* What you have to do
Only the number is wanted: count the lines that include the word "JSON".

☆ ☆ ☆ ☆ ☆

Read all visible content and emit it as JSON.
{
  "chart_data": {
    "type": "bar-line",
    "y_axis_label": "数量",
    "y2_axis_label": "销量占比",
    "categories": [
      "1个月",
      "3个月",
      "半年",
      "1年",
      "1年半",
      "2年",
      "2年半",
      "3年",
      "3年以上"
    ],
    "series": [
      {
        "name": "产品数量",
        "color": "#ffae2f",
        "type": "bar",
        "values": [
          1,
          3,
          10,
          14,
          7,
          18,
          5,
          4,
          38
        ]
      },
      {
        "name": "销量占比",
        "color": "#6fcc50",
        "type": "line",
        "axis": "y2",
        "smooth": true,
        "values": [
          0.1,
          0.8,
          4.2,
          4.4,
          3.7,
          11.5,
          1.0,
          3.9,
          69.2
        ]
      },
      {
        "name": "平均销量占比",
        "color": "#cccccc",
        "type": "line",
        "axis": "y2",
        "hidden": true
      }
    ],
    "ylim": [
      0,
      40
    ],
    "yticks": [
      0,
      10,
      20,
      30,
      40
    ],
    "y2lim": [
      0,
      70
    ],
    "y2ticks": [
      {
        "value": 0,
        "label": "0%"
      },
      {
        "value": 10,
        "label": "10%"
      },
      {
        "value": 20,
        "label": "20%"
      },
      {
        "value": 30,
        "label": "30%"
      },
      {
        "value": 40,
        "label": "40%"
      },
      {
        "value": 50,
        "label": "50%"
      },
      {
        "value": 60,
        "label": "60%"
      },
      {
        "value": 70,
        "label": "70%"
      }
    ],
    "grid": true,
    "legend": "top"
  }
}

☆ ☆ ☆ ☆ ☆

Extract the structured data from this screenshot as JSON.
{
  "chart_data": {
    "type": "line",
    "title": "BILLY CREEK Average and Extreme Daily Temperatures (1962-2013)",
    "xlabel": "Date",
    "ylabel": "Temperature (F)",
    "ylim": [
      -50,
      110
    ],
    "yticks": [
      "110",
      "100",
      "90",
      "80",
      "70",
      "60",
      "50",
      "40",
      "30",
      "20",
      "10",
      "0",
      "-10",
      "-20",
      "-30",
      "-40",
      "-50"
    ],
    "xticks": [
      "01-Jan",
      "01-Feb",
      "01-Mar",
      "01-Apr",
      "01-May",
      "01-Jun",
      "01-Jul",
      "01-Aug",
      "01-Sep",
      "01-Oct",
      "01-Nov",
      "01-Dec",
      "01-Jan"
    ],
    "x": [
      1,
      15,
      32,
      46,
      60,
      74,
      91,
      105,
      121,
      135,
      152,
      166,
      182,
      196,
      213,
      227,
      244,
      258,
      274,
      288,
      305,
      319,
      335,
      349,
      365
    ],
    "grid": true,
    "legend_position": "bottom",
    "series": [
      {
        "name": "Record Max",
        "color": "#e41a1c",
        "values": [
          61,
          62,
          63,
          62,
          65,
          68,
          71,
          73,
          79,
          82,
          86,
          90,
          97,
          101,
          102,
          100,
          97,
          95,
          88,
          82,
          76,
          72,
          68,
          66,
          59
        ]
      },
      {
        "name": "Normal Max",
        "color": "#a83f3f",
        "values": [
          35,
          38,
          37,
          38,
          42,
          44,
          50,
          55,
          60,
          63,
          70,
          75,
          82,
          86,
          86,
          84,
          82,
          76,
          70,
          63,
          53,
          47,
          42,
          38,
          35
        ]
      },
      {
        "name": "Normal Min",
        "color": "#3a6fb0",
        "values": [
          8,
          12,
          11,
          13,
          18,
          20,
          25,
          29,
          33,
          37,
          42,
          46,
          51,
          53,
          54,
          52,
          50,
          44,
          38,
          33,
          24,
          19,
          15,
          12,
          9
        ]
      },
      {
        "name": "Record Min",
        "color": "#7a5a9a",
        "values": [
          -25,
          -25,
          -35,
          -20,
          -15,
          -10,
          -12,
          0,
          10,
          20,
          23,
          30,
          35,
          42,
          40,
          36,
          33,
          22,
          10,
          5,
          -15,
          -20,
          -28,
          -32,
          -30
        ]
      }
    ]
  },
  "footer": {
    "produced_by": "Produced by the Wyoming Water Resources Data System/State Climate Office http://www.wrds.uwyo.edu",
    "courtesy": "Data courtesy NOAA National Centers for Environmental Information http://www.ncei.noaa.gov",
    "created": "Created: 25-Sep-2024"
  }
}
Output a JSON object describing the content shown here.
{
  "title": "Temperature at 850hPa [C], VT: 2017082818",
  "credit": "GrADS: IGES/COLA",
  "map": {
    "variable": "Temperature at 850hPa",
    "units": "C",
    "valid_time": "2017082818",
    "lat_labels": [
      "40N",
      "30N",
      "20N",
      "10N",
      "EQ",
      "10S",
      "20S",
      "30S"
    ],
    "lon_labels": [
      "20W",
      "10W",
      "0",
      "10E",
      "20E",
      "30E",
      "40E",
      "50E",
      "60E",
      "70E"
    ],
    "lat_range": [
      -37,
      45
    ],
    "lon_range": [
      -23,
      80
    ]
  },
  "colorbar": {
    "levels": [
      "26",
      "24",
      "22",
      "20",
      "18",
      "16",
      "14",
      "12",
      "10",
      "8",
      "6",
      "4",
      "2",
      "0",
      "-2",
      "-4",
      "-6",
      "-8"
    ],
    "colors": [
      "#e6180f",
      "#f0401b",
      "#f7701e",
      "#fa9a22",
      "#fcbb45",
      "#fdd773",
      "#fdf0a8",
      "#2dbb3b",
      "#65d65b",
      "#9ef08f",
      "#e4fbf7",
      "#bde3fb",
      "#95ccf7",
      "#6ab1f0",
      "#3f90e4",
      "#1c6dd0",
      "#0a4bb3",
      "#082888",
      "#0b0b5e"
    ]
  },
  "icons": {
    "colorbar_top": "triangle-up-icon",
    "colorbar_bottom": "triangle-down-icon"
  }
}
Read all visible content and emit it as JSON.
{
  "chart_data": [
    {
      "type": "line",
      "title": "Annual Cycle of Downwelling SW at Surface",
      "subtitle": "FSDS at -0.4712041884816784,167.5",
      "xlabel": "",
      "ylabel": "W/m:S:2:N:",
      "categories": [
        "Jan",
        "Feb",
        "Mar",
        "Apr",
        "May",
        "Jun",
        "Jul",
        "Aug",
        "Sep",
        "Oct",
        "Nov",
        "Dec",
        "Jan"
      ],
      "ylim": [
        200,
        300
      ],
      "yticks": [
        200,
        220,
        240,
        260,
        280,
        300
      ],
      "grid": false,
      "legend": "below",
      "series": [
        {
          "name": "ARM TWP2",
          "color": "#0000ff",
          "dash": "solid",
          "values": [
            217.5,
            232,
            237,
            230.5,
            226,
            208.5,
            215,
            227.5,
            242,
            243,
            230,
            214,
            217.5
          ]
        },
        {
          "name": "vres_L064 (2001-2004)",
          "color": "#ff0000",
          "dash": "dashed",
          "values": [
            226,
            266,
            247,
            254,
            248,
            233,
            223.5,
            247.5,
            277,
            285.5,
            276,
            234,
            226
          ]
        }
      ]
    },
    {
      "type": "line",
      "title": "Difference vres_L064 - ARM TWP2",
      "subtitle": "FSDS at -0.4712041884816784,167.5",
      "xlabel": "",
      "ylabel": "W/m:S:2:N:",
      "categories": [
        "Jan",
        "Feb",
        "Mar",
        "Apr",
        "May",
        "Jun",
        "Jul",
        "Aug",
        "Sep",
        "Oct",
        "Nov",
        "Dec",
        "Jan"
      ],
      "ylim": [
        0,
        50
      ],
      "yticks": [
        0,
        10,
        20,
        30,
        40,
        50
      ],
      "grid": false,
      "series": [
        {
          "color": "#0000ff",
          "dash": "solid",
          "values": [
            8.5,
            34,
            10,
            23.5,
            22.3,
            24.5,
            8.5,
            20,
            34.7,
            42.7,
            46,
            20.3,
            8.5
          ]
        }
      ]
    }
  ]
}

☆ ☆ ☆ ☆ ☆

* Solution for this problem
4